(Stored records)
• • • • • • •

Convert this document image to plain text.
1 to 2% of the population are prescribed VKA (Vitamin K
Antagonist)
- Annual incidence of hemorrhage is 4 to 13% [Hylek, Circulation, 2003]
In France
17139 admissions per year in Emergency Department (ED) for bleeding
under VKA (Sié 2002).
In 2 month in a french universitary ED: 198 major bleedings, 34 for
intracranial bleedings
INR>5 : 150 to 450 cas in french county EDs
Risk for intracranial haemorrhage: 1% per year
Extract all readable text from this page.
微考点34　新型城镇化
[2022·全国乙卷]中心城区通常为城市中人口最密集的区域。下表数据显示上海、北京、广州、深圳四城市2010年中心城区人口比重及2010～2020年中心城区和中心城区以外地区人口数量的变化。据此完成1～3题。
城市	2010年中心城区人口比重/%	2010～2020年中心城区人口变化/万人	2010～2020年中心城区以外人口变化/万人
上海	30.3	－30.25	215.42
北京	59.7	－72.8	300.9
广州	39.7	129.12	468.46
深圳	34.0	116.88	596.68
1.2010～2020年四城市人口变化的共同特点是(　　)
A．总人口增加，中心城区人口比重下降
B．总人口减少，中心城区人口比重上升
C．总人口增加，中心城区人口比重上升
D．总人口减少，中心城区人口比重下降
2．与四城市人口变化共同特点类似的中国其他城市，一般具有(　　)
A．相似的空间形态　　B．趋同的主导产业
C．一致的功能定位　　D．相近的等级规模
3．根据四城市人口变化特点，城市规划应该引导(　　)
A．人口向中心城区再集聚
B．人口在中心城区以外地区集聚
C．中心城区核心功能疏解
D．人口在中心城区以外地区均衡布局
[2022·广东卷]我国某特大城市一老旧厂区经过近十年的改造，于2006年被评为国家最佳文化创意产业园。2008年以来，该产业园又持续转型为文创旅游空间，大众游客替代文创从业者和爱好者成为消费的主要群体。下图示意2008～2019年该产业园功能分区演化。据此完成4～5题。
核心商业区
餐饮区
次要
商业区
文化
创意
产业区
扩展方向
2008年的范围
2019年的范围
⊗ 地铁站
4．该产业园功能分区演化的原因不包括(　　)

• • • • • • •

▸ WORK REQUIRED
From the records above, extract each line exactly as shown.

▸ WRITTEN ANSWER
Convert this document image to plain text.
1 to 2% of the population are prescribed VKA (Vitamin K
Antagonist)
- Annual incidence of hemorrhage is 4 to 13% [Hylek, Circulation, 2003]
In France
17139 admissions per year in Emergency Department (ED) for bleeding
under VKA (Sié 2002).
In 2 month in a french universitary ED: 198 major bleedings, 34 for
intracranial bleedings
INR>5 : 150 to 450 cas in french county EDs
Risk for intracranial haemorrhage: 1% per year
Extract all readable text from this page.
微考点34　新型城镇化
[2022·全国乙卷]中心城区通常为城市中人口最密集的区域。下表数据显示上海、北京、广州、深圳四城市2010年中心城区人口比重及2010～2020年中心城区和中心城区以外地区人口数量的变化。据此完成1～3题。
城市	2010年中心城区人口比重/%	2010～2020年中心城区人口变化/万人	2010～2020年中心城区以外人口变化/万人
上海	30.3	－30.25	215.42
北京	59.7	－72.8	300.9
广州	39.7	129.12	468.46
深圳	34.0	116.88	596.68
1.2010～2020年四城市人口变化的共同特点是(　　)
A．总人口增加，中心城区人口比重下降
B．总人口减少，中心城区人口比重上升
C．总人口增加，中心城区人口比重上升
D．总人口减少，中心城区人口比重下降
2．与四城市人口变化共同特点类似的中国其他城市，一般具有(　　)
A．相似的空间形态　　B．趋同的主导产业
C．一致的功能定位　　D．相近的等级规模
3．根据四城市人口变化特点，城市规划应该引导(　　)
A．人口向中心城区再集聚
B．人口在中心城区以外地区集聚
C．中心城区核心功能疏解
D．人口在中心城区以外地区均衡布局
[2022·广东卷]我国某特大城市一老旧厂区经过近十年的改造，于2006年被评为国家最佳文化创意产业园。2008年以来，该产业园又持续转型为文创旅游空间，大众游客替代文创从业者和爱好者成为消费的主要群体。下图示意2008～2019年该产业园功能分区演化。据此完成4～5题。
核心商业区
餐饮区
次要
商业区
文化
创意
产业区
扩展方向
2008年的范围
2019年的范围
⊗ 地铁站
4．该产业园功能分区演化的原因不包括(　　)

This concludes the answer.